• **PROBLEM REQUIREMENTS**:
Arrange the data below as a Markdown table with the columns "No." and "Text", numbering each row and placing the line beside it. Include every line from the first one through the line containing "Line: B-10_T: B-10_T (64, 168, 621, 293)", with both ends included and blank lines omitted.

** START OF RECORDS **

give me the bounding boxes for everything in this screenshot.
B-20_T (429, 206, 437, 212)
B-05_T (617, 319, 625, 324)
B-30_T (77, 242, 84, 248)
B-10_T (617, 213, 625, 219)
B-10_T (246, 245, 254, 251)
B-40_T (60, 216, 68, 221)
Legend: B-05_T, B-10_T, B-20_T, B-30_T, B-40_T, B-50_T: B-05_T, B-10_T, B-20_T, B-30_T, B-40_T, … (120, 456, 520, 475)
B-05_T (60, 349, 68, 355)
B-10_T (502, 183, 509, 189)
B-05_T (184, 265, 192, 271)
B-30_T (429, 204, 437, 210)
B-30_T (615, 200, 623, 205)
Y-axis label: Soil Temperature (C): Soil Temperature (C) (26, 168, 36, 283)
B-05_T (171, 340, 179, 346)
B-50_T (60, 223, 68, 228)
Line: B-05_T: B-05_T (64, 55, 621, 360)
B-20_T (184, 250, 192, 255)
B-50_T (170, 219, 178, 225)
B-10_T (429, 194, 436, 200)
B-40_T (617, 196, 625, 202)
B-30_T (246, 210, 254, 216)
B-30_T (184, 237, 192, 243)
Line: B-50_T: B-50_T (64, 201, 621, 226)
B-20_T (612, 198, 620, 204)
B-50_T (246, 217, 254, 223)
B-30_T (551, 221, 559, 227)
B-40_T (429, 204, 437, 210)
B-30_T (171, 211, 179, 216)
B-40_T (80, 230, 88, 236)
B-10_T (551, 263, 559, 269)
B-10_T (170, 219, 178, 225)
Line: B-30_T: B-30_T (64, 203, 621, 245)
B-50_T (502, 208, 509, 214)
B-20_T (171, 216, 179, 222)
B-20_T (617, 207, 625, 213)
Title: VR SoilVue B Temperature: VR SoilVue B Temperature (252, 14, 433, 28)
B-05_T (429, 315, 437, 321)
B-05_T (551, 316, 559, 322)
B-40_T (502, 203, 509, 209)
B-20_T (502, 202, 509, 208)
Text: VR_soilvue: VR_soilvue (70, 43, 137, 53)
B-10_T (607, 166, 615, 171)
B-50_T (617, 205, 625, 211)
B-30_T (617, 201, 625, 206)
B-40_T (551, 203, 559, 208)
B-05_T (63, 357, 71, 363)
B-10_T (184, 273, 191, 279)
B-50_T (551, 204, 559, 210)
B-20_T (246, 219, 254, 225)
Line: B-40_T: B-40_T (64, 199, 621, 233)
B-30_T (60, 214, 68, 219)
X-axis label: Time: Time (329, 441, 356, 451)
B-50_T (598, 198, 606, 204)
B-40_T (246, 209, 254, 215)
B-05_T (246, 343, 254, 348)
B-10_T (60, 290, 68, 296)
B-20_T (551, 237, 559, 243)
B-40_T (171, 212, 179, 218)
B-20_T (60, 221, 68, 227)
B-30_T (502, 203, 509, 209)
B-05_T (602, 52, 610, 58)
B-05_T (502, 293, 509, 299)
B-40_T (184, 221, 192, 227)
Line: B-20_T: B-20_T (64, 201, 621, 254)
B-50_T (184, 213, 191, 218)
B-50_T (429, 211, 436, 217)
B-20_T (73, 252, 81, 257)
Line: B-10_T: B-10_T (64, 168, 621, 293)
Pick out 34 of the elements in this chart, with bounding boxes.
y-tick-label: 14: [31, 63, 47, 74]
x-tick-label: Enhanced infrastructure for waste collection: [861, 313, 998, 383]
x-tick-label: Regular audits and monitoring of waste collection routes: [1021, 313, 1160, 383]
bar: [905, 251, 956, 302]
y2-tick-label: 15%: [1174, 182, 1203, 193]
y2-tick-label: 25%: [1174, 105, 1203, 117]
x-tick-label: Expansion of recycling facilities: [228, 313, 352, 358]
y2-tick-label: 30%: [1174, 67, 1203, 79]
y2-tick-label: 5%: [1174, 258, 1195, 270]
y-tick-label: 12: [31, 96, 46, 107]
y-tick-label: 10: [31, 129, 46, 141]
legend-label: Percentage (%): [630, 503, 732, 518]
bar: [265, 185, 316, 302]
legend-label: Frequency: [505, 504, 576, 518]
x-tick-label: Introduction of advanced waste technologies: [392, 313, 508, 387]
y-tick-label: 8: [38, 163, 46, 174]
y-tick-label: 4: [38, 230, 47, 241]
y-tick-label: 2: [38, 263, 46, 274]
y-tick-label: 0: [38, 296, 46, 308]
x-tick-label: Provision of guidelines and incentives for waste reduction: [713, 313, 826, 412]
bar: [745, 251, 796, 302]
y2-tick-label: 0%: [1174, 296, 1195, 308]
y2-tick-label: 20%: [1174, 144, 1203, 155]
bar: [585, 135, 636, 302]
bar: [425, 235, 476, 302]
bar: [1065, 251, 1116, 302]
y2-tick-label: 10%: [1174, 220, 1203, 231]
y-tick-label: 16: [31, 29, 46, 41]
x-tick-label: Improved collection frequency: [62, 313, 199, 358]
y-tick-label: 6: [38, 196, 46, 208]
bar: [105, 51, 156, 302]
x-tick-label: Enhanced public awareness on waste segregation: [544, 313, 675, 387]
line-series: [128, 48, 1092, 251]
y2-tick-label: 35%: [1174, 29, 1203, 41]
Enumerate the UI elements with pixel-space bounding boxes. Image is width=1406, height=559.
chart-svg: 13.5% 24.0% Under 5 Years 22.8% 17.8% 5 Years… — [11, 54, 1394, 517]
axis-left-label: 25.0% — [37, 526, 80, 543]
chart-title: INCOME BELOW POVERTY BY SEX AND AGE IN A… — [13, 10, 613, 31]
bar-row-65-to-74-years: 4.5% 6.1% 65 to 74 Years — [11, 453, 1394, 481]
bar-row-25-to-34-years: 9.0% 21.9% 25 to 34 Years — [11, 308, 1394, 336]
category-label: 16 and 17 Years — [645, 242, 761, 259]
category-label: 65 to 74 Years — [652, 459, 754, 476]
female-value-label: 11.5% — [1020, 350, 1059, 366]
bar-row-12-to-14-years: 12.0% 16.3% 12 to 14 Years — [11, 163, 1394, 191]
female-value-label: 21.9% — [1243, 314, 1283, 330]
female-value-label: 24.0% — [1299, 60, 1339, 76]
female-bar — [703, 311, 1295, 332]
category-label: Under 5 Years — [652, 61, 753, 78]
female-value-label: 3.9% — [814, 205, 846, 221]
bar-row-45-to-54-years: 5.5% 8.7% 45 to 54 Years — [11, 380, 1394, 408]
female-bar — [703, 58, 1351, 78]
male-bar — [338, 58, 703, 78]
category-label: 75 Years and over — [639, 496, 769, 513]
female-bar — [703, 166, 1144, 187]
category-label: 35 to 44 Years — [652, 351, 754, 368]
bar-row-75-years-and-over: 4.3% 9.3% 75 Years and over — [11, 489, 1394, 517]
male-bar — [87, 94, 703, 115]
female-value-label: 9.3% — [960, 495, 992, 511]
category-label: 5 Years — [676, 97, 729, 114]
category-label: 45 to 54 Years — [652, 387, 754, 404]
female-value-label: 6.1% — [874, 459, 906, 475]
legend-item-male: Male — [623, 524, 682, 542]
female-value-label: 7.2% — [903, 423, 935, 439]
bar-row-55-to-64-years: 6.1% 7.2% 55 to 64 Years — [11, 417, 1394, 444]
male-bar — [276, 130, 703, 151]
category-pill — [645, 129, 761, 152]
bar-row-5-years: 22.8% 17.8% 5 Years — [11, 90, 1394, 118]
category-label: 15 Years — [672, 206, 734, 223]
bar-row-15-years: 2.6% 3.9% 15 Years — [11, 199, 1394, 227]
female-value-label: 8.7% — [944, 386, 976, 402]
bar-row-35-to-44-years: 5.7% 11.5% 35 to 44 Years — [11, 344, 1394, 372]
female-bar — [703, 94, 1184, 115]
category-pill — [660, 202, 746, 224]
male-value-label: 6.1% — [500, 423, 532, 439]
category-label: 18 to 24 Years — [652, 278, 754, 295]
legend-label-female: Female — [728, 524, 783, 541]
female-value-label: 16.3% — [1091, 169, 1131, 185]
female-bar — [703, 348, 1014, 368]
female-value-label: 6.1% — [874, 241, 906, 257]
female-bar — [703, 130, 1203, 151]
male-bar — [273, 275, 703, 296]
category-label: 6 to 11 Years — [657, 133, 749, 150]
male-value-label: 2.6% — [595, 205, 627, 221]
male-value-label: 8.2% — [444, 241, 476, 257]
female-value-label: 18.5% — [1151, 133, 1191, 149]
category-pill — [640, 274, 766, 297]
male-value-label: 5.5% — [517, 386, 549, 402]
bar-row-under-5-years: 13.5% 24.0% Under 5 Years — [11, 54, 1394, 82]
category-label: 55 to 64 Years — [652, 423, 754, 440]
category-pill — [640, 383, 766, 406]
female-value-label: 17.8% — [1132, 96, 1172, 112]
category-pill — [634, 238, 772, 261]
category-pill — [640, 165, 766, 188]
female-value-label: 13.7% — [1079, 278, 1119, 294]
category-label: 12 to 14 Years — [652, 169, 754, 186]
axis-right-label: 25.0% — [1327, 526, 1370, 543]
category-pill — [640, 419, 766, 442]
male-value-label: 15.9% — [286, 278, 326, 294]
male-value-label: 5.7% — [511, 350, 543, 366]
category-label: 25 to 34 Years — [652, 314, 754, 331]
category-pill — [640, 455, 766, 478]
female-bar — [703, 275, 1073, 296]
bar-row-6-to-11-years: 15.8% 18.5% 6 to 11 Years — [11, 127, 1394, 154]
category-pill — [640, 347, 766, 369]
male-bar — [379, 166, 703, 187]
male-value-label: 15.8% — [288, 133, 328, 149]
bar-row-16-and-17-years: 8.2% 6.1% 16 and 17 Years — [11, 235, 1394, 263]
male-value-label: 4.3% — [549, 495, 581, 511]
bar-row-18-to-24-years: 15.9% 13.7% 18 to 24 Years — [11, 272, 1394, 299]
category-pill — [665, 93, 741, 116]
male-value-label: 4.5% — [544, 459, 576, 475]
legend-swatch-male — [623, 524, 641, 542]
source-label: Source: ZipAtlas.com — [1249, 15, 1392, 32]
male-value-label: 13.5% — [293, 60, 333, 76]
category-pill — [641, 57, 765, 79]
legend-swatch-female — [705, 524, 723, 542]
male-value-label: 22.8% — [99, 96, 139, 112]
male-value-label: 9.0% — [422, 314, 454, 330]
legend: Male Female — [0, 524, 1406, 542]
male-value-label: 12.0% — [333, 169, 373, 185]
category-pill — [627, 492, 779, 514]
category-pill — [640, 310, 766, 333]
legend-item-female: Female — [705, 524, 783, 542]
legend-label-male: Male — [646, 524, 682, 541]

** END OF RECORDS **

• **CORRECT RESULT**:
| No. | Text |
|---|---|
| 1 | give me the bounding boxes for everything in this screenshot. |
| 2 | B-20_T (429, 206, 437, 212) |
| 3 | B-05_T (617, 319, 625, 324) |
| 4 | B-30_T (77, 242, 84, 248) |
| 5 | B-10_T (617, 213, 625, 219) |
| 6 | B-10_T (246, 245, 254, 251) |
| 7 | B-40_T (60, 216, 68, 221) |
| 8 | Legend: B-05_T, B-10_T, B-20_T, B-30_T, B-40_T, B-50_T: B-05_T, B-10_T, B-20_T, B-30_T, B-40_T, … (120, 456, 520, 475) |
| 9 | B-05_T (60, 349, 68, 355) |
| 10 | B-10_T (502, 183, 509, 189) |
| 11 | B-05_T (184, 265, 192, 271) |
| 12 | B-30_T (429, 204, 437, 210) |
| 13 | B-30_T (615, 200, 623, 205) |
| 14 | Y-axis label: Soil Temperature (C): Soil Temperature (C) (26, 168, 36, 283) |
| 15 | B-05_T (171, 340, 179, 346) |
| 16 | B-50_T (60, 223, 68, 228) |
| 17 | Line: B-05_T: B-05_T (64, 55, 621, 360) |
| 18 | B-20_T (184, 250, 192, 255) |
| 19 | B-50_T (170, 219, 178, 225) |
| 20 | B-10_T (429, 194, 436, 200) |
| 21 | B-40_T (617, 196, 625, 202) |
| 22 | B-30_T (246, 210, 254, 216) |
| 23 | B-30_T (184, 237, 192, 243) |
| 24 | Line: B-50_T: B-50_T (64, 201, 621, 226) |
| 25 | B-20_T (612, 198, 620, 204) |
| 26 | B-50_T (246, 217, 254, 223) |
| 27 | B-30_T (551, 221, 559, 227) |
| 28 | B-40_T (429, 204, 437, 210) |
| 29 | B-30_T (171, 211, 179, 216) |
| 30 | B-40_T (80, 230, 88, 236) |
| 31 | B-10_T (551, 263, 559, 269) |
| 32 | B-10_T (170, 219, 178, 225) |
| 33 | Line: B-30_T: B-30_T (64, 203, 621, 245) |
| 34 | B-50_T (502, 208, 509, 214) |
| 35 | B-20_T (171, 216, 179, 222) |
| 36 | B-20_T (617, 207, 625, 213) |
| 37 | Title: VR SoilVue B Temperature: VR SoilVue B Temperature (252, 14, 433, 28) |
| 38 | B-05_T (429, 315, 437, 321) |
| 39 | B-05_T (551, 316, 559, 322) |
| 40 | B-40_T (502, 203, 509, 209) |
| 41 | B-20_T (502, 202, 509, 208) |
| 42 | Text: VR_soilvue: VR_soilvue (70, 43, 137, 53) |
| 43 | B-10_T (607, 166, 615, 171) |
| 44 | B-50_T (617, 205, 625, 211) |
| 45 | B-30_T (617, 201, 625, 206) |
| 46 | B-40_T (551, 203, 559, 208) |
| 47 | B-05_T (63, 357, 71, 363) |
| 48 | B-10_T (184, 273, 191, 279) |
| 49 | B-50_T (551, 204, 559, 210) |
| 50 | B-20_T (246, 219, 254, 225) |
| 51 | Line: B-40_T: B-40_T (64, 199, 621, 233) |
| 52 | B-30_T (60, 214, 68, 219) |
| 53 | X-axis label: Time: Time (329, 441, 356, 451) |
| 54 | B-50_T (598, 198, 606, 204) |
| 55 | B-40_T (246, 209, 254, 215) |
| 56 | B-05_T (246, 343, 254, 348) |
| 57 | B-10_T (60, 290, 68, 296) |
| 58 | B-20_T (551, 237, 559, 243) |
| 59 | B-40_T (171, 212, 179, 218) |
| 60 | B-20_T (60, 221, 68, 227) |
| 61 | B-30_T (502, 203, 509, 209) |
| 62 | B-05_T (602, 52, 610, 58) |
| 63 | B-05_T (502, 293, 509, 299) |
| 64 | B-40_T (184, 221, 192, 227) |
| 65 | Line: B-20_T: B-20_T (64, 201, 621, 254) |
| 66 | B-50_T (184, 213, 191, 218) |
| 67 | B-50_T (429, 211, 436, 217) |
| 68 | B-20_T (73, 252, 81, 257) |
| 69 | Line: B-10_T: B-10_T (64, 168, 621, 293) |